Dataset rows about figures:
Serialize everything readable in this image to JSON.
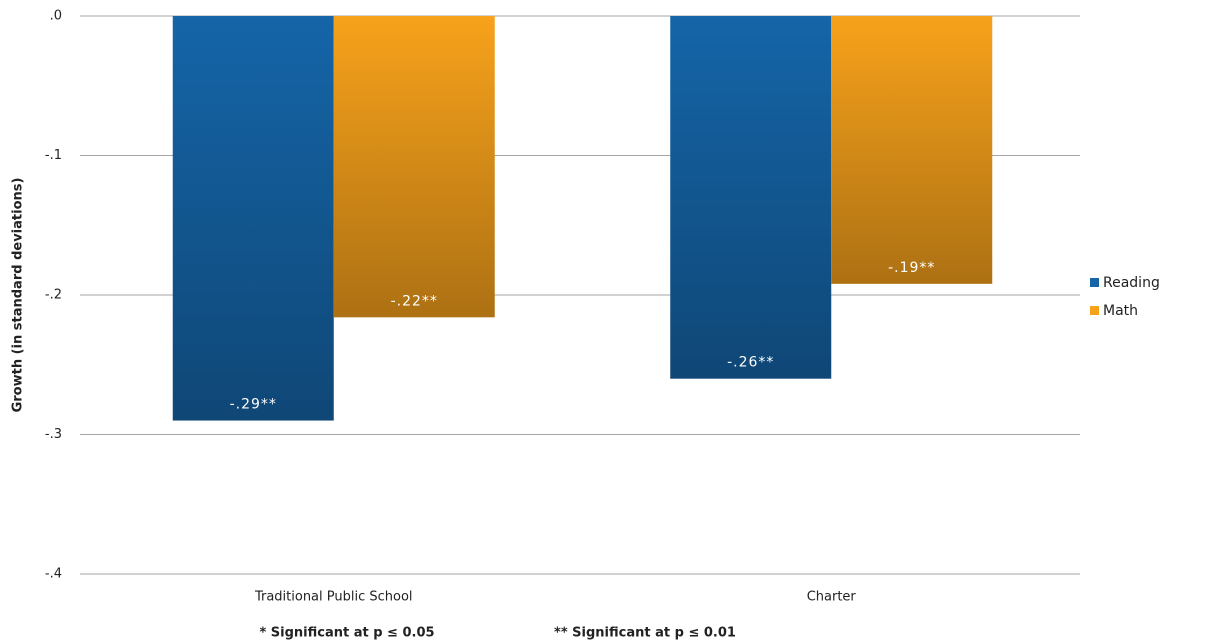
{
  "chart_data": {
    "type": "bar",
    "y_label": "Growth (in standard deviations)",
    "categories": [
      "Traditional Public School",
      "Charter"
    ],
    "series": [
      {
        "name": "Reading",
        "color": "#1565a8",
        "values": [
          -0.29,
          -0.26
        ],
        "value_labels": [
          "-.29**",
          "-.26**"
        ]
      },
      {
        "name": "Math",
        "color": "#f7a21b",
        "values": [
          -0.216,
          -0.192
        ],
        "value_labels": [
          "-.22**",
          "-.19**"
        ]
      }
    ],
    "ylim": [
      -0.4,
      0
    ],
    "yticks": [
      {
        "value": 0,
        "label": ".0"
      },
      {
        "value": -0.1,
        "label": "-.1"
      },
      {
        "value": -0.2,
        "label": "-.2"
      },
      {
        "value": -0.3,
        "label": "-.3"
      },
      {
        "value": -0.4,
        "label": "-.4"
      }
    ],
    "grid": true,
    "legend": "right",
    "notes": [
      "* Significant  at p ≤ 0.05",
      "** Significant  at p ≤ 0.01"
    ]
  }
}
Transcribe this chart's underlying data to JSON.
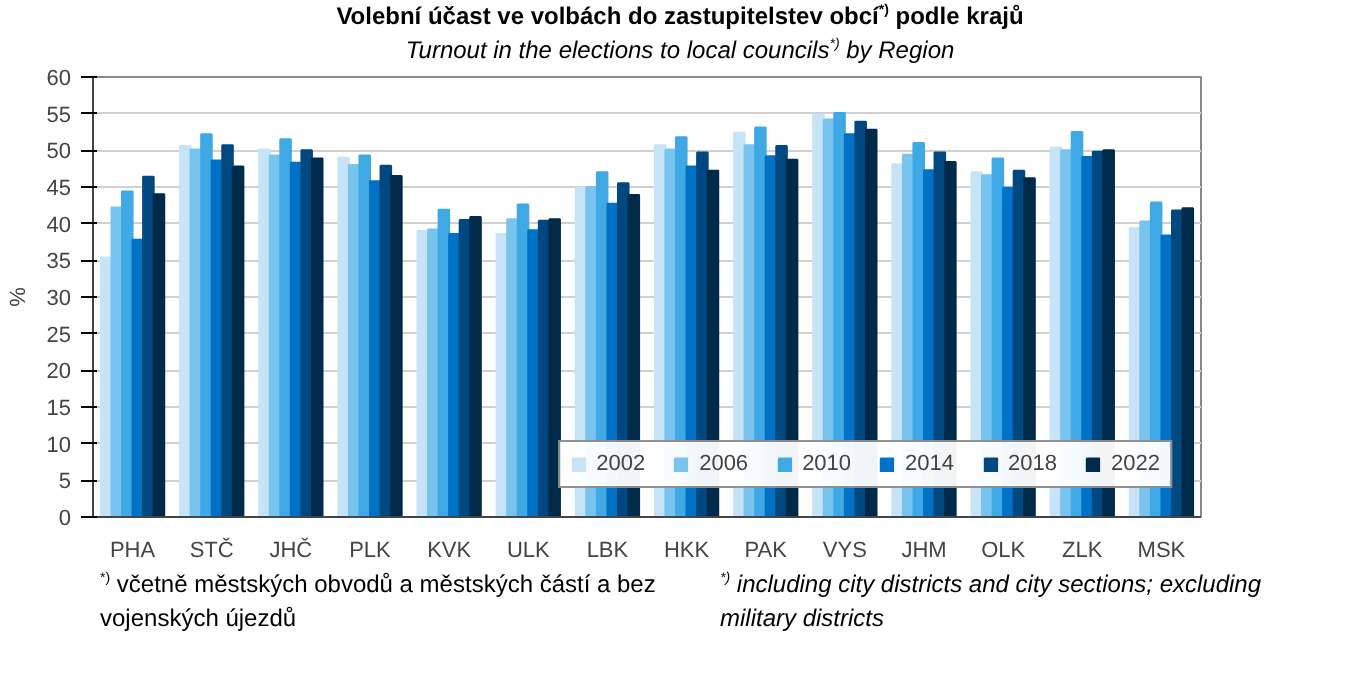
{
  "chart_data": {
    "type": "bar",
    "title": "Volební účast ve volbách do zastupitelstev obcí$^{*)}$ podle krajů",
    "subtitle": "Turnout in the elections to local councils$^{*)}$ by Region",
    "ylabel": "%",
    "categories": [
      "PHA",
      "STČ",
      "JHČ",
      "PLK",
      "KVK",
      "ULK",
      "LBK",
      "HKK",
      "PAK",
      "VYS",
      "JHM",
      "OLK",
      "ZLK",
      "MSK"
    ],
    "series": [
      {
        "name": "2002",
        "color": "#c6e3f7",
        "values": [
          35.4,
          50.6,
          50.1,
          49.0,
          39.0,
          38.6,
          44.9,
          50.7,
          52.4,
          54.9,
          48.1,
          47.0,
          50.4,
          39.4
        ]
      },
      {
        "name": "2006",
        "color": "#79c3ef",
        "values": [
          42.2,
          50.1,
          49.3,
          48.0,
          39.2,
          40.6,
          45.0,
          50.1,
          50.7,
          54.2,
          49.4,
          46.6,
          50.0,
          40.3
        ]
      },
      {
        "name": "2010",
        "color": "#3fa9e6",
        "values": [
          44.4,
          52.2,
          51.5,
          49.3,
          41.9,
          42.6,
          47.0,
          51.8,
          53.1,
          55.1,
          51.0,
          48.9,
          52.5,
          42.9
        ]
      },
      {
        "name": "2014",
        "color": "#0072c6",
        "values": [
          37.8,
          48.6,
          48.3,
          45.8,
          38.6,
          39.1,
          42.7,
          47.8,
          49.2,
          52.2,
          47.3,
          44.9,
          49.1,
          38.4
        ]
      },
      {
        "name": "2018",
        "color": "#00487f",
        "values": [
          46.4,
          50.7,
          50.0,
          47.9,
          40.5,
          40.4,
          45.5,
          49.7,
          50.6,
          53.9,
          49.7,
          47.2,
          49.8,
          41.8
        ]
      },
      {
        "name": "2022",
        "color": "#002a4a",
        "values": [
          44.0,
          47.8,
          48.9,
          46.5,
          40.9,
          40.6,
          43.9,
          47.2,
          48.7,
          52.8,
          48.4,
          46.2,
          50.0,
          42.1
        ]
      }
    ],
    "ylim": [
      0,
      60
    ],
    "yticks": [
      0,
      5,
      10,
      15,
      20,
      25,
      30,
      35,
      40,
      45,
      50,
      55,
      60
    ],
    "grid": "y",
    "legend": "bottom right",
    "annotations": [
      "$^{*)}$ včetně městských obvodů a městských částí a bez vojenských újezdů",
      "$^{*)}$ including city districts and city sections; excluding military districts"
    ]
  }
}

--

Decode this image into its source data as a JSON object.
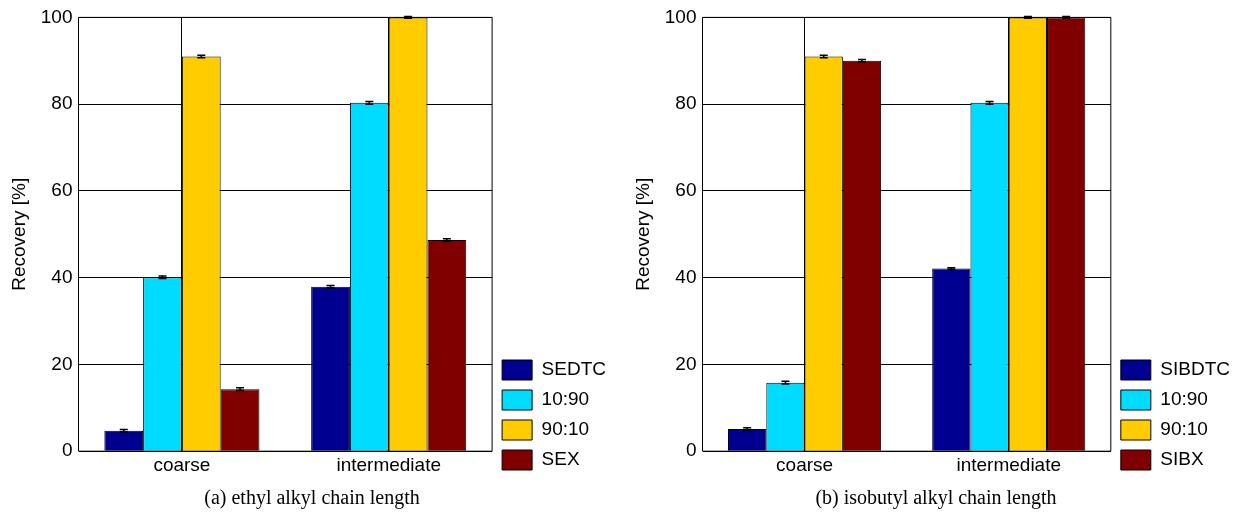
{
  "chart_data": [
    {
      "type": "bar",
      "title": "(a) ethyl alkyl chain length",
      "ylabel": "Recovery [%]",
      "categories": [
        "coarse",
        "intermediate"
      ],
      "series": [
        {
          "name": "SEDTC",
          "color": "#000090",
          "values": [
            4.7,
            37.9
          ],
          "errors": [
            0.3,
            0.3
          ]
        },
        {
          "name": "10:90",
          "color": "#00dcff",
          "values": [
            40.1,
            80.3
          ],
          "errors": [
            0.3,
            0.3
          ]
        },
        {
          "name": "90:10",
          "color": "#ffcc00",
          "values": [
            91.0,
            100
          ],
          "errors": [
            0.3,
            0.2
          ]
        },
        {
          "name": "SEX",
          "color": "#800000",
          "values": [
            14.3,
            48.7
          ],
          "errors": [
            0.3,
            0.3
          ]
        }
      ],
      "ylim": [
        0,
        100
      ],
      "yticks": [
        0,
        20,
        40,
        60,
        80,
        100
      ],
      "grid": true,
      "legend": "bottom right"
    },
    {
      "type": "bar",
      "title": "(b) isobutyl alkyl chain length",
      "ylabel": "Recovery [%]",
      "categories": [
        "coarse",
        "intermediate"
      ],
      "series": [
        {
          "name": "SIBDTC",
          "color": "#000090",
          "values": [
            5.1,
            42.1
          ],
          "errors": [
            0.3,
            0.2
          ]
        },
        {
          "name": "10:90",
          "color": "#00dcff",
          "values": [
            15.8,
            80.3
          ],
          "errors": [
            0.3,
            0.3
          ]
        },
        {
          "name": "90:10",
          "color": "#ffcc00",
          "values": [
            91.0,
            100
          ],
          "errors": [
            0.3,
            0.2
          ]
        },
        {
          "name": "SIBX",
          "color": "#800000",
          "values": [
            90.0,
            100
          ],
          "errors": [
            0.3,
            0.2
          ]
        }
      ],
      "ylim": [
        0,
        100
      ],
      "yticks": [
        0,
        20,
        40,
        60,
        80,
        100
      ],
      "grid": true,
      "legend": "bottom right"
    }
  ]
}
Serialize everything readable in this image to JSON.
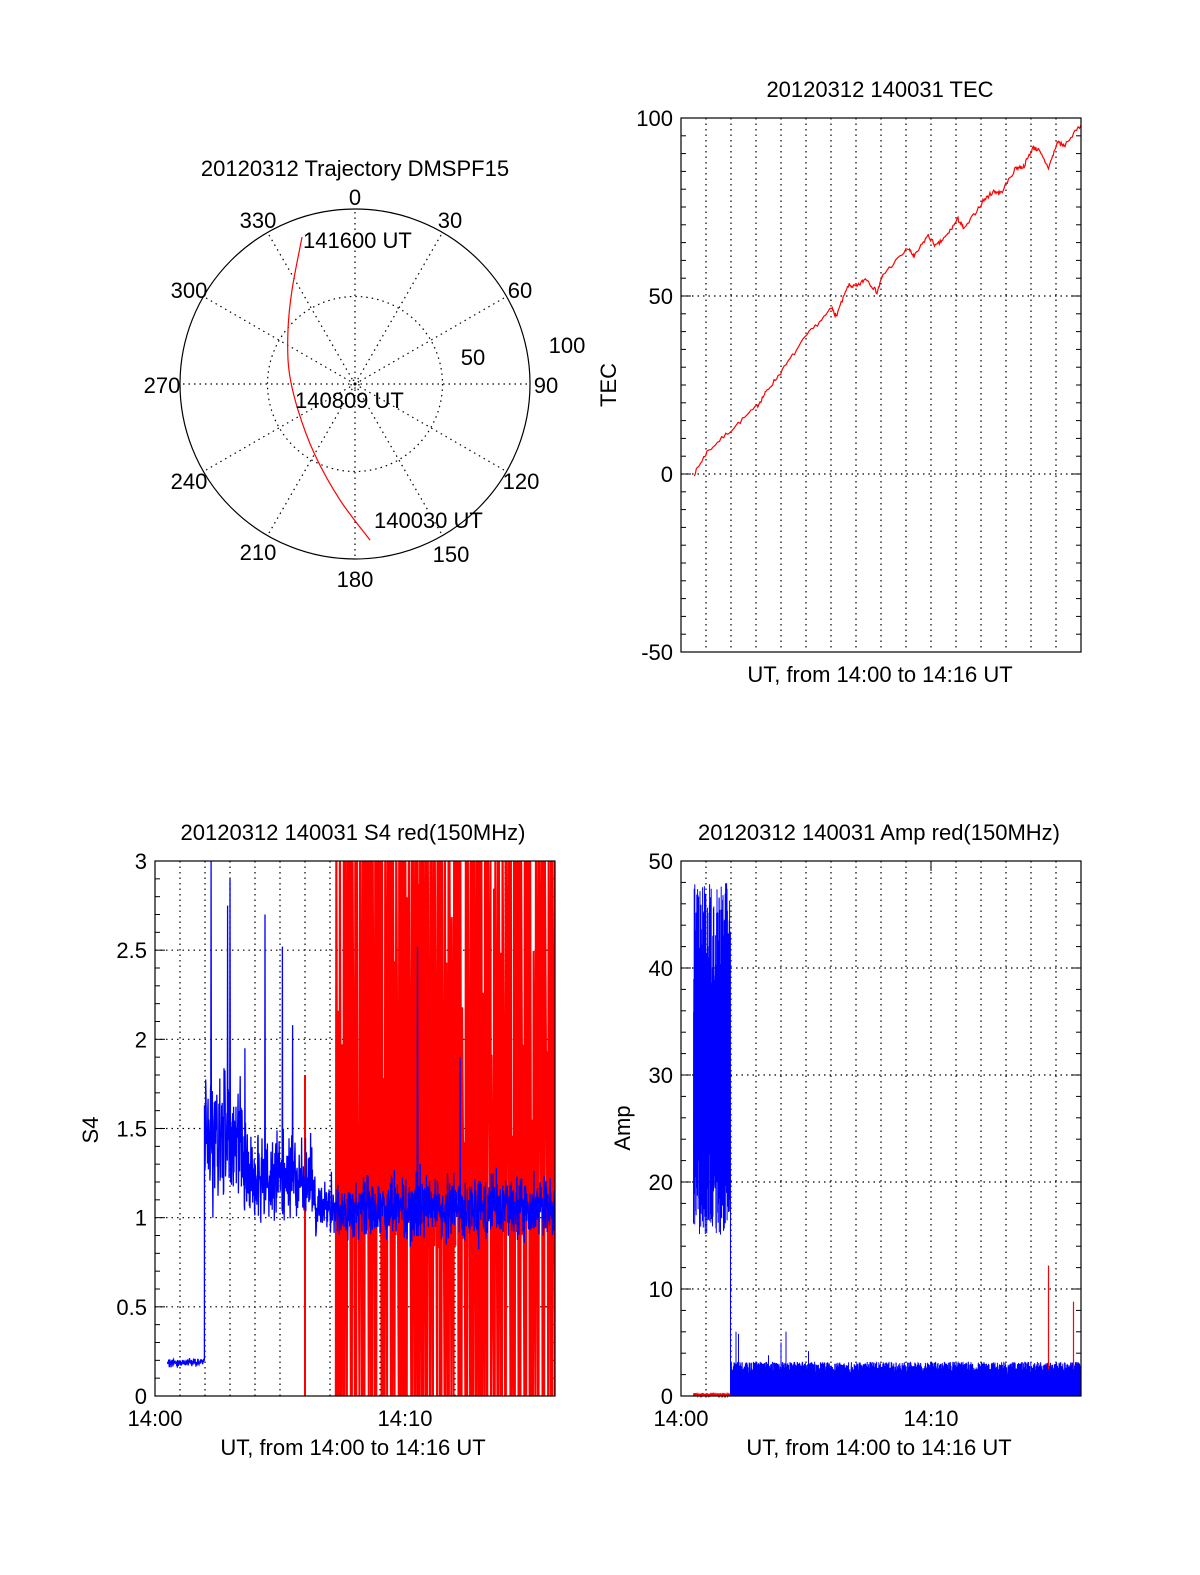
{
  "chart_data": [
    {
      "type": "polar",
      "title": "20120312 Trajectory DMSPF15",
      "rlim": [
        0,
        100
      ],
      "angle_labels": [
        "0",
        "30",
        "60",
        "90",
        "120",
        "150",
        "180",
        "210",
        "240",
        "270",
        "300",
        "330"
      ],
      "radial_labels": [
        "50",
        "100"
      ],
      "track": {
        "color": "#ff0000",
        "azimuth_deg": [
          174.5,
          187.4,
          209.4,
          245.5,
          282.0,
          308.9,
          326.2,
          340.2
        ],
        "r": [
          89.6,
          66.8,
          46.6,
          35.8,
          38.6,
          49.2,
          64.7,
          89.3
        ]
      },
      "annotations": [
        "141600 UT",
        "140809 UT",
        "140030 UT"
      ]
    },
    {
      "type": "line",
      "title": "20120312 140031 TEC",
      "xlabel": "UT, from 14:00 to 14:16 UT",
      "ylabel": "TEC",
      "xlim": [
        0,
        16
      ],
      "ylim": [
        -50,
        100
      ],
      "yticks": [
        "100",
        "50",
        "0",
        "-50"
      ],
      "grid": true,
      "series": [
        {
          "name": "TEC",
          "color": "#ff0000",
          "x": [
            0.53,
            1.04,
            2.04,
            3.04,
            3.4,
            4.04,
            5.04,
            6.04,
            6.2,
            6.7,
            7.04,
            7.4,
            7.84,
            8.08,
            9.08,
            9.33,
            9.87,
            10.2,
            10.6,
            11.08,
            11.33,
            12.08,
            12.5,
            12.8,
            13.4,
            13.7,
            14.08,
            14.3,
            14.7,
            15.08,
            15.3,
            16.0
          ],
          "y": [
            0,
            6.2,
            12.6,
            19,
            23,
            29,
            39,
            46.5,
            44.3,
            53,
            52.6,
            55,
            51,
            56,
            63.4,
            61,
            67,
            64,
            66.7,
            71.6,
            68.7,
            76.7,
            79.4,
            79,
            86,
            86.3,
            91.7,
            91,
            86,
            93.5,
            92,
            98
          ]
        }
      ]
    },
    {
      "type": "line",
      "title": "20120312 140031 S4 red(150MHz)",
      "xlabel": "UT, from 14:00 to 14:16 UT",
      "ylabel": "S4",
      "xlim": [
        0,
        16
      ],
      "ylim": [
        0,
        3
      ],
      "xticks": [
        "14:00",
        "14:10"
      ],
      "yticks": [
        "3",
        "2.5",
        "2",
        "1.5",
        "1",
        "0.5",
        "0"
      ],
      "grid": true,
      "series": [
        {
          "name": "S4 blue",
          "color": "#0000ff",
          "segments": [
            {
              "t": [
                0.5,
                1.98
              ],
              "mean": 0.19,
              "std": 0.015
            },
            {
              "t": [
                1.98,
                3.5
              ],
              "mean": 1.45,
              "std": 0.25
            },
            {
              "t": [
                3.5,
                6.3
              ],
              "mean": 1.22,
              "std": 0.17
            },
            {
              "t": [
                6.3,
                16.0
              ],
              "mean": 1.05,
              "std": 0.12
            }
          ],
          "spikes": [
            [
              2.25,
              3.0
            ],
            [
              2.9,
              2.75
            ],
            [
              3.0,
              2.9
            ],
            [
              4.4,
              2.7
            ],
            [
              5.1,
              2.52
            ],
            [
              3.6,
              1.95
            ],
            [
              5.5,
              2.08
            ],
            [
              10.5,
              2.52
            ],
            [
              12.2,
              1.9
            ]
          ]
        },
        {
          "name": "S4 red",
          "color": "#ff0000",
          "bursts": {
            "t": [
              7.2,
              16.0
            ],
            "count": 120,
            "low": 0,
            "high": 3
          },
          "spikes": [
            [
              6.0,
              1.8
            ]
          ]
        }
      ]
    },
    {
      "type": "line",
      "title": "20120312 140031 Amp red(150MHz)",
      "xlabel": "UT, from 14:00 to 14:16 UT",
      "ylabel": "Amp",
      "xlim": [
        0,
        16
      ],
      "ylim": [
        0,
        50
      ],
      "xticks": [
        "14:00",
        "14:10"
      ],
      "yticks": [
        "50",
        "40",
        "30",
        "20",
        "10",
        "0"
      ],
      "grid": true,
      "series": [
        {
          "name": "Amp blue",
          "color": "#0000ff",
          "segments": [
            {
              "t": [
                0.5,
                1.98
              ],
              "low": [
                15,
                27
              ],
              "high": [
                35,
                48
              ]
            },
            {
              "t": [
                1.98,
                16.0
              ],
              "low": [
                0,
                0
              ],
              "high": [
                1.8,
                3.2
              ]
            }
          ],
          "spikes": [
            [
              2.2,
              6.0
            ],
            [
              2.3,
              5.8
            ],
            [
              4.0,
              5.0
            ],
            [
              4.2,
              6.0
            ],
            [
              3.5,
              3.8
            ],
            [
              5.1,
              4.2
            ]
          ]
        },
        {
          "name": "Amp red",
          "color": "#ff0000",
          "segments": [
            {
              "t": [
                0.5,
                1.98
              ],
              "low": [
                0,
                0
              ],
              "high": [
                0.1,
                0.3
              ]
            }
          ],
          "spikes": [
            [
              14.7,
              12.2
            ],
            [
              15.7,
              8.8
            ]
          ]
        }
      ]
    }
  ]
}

Exercise requirements
In the records above, locate each line with the word "chain". Copy all such lines.

Task result
      "title": "(a) ethyl alkyl chain length",
      "title": "(b) isobutyl alkyl chain length",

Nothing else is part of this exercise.